#### Exercise material ####
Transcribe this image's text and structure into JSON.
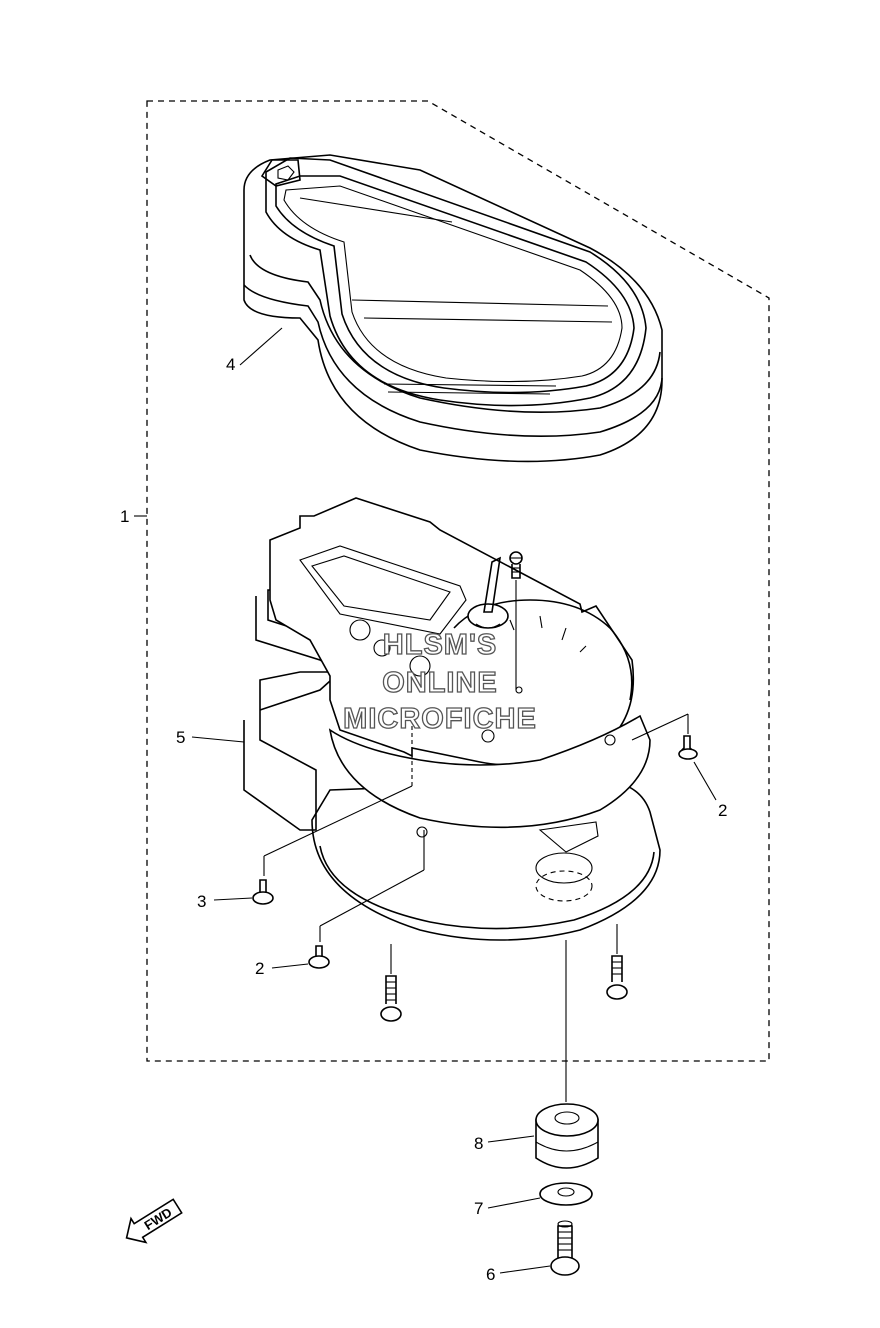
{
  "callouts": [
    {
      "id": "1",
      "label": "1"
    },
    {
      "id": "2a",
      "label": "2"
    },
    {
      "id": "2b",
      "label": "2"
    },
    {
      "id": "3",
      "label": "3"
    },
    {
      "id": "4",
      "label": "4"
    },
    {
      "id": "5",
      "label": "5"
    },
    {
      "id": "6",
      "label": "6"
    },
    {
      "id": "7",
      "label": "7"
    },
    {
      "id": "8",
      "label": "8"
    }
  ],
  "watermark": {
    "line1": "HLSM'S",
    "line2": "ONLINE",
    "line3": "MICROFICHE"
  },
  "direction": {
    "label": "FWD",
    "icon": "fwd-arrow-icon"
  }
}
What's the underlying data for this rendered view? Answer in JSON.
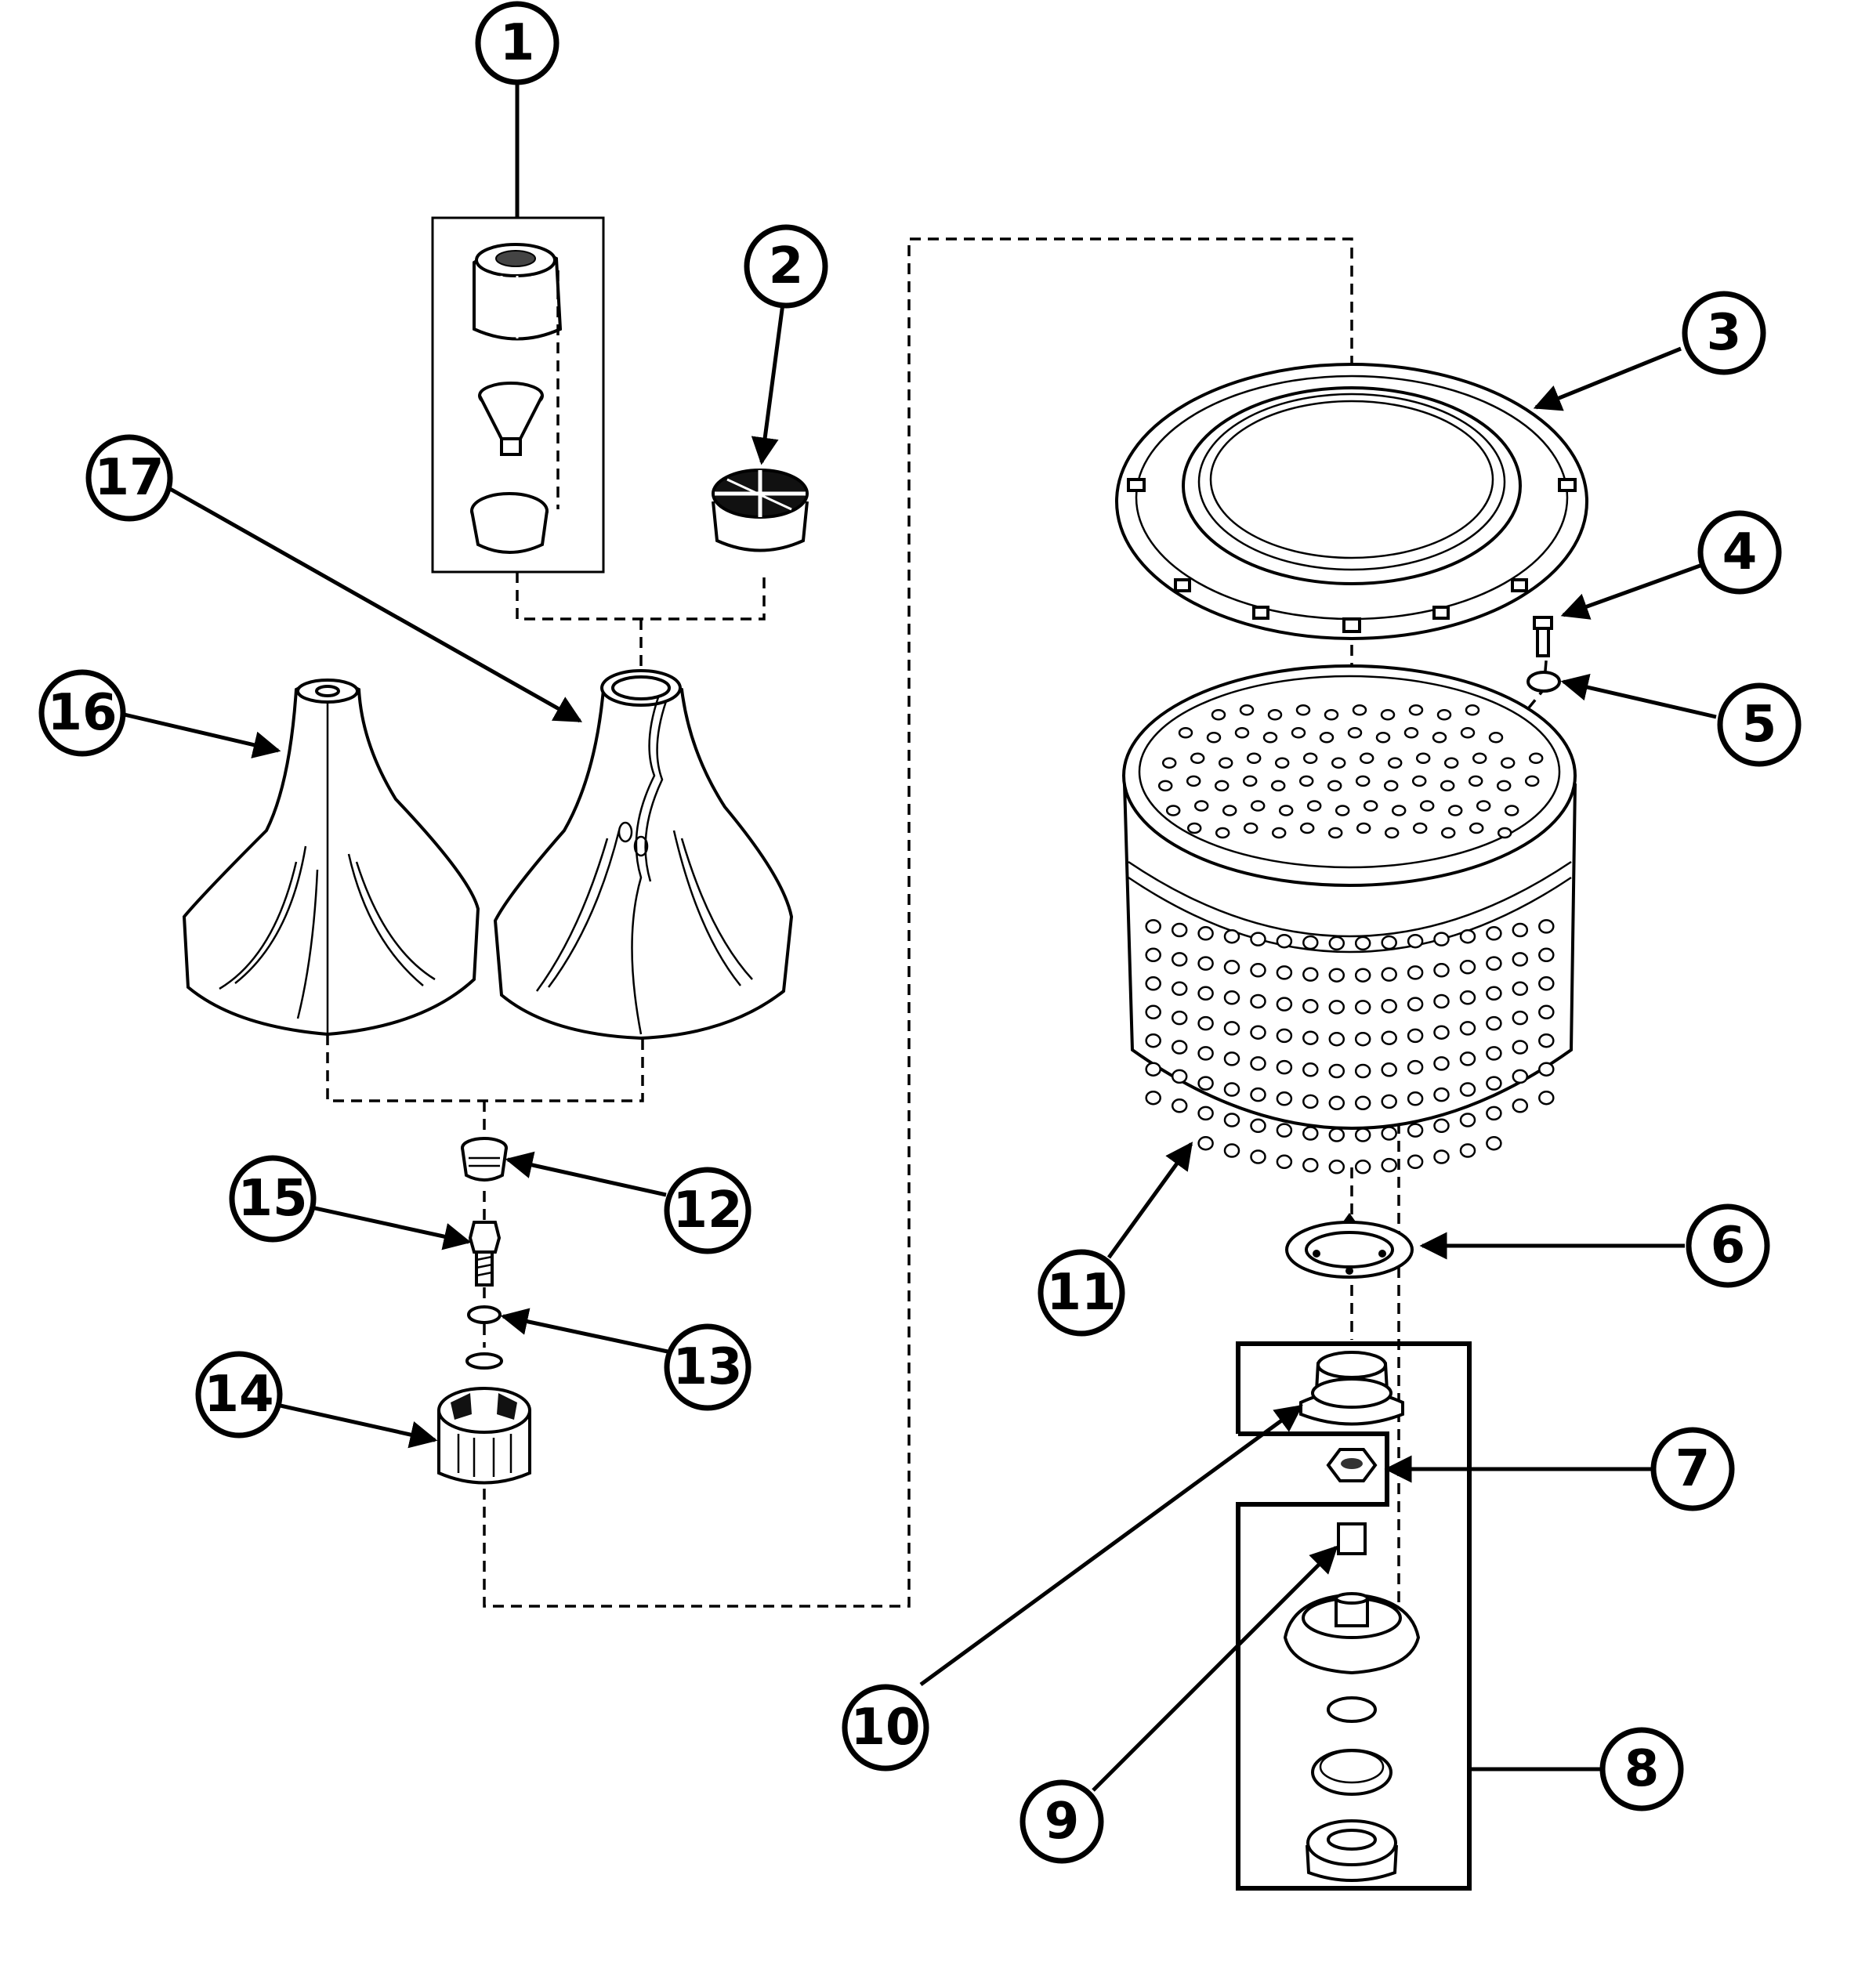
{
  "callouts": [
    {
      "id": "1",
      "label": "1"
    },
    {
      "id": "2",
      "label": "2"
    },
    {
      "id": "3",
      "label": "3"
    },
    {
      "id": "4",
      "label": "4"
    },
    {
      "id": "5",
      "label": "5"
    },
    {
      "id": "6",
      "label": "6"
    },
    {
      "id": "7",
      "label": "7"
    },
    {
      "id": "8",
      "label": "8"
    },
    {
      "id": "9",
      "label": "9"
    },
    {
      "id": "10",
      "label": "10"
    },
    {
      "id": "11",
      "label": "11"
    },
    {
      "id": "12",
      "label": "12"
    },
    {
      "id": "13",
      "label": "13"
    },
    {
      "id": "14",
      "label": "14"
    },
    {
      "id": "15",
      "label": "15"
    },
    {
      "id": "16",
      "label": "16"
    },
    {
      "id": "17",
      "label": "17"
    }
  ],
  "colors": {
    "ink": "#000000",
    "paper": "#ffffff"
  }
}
####
Exercise ▸ Return every line of the preceding records in which the word "JSON" appears.

Complete output ▸
Transcribe this image's text and structure into JSON.
What's the underlying data for this rendered view? Answer in JSON.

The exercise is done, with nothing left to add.